* **Stated goal**:
Identify and reproduce every line holding the string "their".

* **Entries provided**:
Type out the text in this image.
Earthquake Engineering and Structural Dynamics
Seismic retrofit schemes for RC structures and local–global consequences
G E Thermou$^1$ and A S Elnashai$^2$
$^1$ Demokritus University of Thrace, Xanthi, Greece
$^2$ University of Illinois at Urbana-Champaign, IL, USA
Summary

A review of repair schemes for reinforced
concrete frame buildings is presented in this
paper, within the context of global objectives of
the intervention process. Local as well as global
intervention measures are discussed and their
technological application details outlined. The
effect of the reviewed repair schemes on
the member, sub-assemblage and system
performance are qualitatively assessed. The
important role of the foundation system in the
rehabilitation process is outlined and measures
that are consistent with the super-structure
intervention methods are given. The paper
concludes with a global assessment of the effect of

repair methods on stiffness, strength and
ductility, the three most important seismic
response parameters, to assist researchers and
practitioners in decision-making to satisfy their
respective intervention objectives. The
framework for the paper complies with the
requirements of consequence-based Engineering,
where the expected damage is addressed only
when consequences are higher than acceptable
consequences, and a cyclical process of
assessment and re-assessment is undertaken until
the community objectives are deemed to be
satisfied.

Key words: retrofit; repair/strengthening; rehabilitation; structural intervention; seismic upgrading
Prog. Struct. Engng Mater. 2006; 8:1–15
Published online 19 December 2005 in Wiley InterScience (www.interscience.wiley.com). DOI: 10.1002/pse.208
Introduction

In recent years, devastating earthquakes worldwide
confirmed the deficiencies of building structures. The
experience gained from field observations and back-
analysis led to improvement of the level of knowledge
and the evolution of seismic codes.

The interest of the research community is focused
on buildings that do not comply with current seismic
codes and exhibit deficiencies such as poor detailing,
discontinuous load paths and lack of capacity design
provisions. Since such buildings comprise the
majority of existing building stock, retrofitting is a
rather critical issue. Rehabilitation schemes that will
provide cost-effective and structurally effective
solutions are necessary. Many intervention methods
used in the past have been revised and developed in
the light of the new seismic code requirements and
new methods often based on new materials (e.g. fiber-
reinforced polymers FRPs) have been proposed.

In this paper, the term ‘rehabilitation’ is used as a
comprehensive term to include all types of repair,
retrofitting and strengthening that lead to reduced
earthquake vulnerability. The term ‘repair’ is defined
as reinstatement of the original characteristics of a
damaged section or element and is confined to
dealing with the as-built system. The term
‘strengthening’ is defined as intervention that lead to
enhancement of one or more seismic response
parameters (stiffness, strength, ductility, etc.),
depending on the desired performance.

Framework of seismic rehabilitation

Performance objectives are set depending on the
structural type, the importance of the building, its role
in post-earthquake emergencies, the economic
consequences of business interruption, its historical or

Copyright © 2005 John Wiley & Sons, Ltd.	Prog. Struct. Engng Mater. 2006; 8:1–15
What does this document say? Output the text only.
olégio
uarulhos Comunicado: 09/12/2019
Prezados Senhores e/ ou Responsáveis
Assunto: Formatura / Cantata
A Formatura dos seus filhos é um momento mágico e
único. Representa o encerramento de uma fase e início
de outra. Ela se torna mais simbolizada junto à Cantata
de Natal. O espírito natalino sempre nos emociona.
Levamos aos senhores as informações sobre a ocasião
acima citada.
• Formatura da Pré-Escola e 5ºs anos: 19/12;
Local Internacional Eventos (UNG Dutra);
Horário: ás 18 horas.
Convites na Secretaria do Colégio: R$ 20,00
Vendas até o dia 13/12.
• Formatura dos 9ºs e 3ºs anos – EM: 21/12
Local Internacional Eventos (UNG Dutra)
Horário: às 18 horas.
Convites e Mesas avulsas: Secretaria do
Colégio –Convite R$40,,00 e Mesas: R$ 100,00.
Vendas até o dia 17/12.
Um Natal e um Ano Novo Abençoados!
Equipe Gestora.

* **Worked solution**:
intervention measures are discussed and their
practitioners in decision-making to satisfy their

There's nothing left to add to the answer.